---- Given data

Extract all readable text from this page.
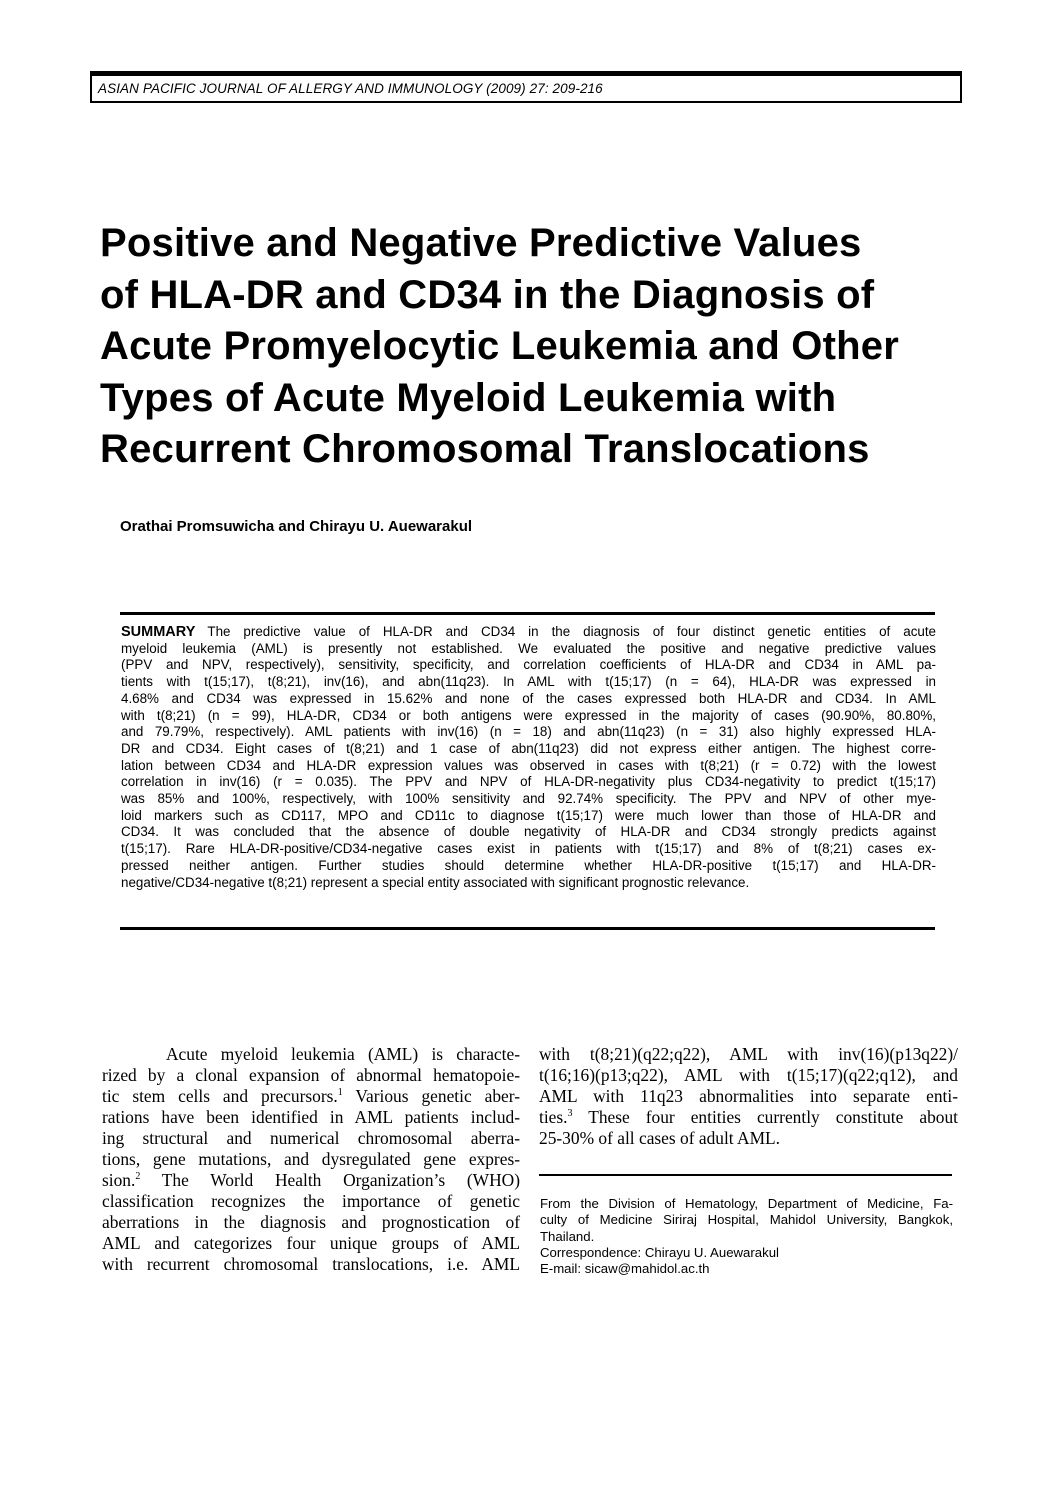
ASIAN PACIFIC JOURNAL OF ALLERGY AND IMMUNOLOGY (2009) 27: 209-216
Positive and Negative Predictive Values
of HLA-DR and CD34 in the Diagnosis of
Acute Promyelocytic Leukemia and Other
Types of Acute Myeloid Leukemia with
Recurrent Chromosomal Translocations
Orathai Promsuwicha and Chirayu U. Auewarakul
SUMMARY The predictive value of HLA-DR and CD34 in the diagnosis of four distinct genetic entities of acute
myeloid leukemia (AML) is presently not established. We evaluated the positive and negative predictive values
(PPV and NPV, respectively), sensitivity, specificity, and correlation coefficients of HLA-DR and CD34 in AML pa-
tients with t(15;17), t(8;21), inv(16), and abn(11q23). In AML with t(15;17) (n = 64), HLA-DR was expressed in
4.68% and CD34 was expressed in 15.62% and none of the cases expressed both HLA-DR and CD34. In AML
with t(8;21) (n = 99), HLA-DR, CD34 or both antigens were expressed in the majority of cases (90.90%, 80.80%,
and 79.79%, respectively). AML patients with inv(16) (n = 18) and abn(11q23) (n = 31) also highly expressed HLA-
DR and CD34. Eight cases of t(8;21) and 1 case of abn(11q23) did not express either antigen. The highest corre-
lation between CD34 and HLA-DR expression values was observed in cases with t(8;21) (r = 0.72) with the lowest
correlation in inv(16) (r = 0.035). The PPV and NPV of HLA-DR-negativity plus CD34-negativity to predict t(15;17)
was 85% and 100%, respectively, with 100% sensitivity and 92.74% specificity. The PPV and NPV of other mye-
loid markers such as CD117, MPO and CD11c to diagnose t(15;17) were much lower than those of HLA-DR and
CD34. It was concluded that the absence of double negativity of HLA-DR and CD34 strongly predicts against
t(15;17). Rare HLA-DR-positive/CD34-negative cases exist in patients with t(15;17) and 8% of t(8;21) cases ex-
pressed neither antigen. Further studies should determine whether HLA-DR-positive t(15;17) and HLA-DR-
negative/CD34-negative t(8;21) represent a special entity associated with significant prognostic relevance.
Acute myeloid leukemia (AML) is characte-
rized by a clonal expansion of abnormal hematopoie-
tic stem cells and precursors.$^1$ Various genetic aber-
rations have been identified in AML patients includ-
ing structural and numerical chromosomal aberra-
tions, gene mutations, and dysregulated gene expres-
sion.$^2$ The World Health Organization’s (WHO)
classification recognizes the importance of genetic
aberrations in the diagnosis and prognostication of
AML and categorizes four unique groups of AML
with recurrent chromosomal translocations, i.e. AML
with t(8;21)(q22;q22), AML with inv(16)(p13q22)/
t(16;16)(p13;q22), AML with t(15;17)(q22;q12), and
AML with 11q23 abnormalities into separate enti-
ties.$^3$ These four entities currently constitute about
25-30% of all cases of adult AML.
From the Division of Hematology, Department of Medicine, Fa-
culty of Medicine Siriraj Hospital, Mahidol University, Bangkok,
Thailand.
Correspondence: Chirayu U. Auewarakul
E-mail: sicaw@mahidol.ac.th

--------

§ Exercise objective:
Your copy must hold every record above in its exact wording and must hold no pictures.

§ Answer to the exercise:
Extract all readable text from this page.
ASIAN PACIFIC JOURNAL OF ALLERGY AND IMMUNOLOGY (2009) 27: 209-216
Positive and Negative Predictive Values
of HLA-DR and CD34 in the Diagnosis of
Acute Promyelocytic Leukemia and Other
Types of Acute Myeloid Leukemia with
Recurrent Chromosomal Translocations
Orathai Promsuwicha and Chirayu U. Auewarakul
SUMMARY The predictive value of HLA-DR and CD34 in the diagnosis of four distinct genetic entities of acute
myeloid leukemia (AML) is presently not established. We evaluated the positive and negative predictive values
(PPV and NPV, respectively), sensitivity, specificity, and correlation coefficients of HLA-DR and CD34 in AML pa-
tients with t(15;17), t(8;21), inv(16), and abn(11q23). In AML with t(15;17) (n = 64), HLA-DR was expressed in
4.68% and CD34 was expressed in 15.62% and none of the cases expressed both HLA-DR and CD34. In AML
with t(8;21) (n = 99), HLA-DR, CD34 or both antigens were expressed in the majority of cases (90.90%, 80.80%,
and 79.79%, respectively). AML patients with inv(16) (n = 18) and abn(11q23) (n = 31) also highly expressed HLA-
DR and CD34. Eight cases of t(8;21) and 1 case of abn(11q23) did not express either antigen. The highest corre-
lation between CD34 and HLA-DR expression values was observed in cases with t(8;21) (r = 0.72) with the lowest
correlation in inv(16) (r = 0.035). The PPV and NPV of HLA-DR-negativity plus CD34-negativity to predict t(15;17)
was 85% and 100%, respectively, with 100% sensitivity and 92.74% specificity. The PPV and NPV of other mye-
loid markers such as CD117, MPO and CD11c to diagnose t(15;17) were much lower than those of HLA-DR and
CD34. It was concluded that the absence of double negativity of HLA-DR and CD34 strongly predicts against
t(15;17). Rare HLA-DR-positive/CD34-negative cases exist in patients with t(15;17) and 8% of t(8;21) cases ex-
pressed neither antigen. Further studies should determine whether HLA-DR-positive t(15;17) and HLA-DR-
negative/CD34-negative t(8;21) represent a special entity associated with significant prognostic relevance.
Acute myeloid leukemia (AML) is characte-
rized by a clonal expansion of abnormal hematopoie-
tic stem cells and precursors.$^1$ Various genetic aber-
rations have been identified in AML patients includ-
ing structural and numerical chromosomal aberra-
tions, gene mutations, and dysregulated gene expres-
sion.$^2$ The World Health Organization’s (WHO)
classification recognizes the importance of genetic
aberrations in the diagnosis and prognostication of
AML and categorizes four unique groups of AML
with recurrent chromosomal translocations, i.e. AML
with t(8;21)(q22;q22), AML with inv(16)(p13q22)/
t(16;16)(p13;q22), AML with t(15;17)(q22;q12), and
AML with 11q23 abnormalities into separate enti-
ties.$^3$ These four entities currently constitute about
25-30% of all cases of adult AML.
From the Division of Hematology, Department of Medicine, Fa-
culty of Medicine Siriraj Hospital, Mahidol University, Bangkok,
Thailand.
Correspondence: Chirayu U. Auewarakul
E-mail: sicaw@mahidol.ac.th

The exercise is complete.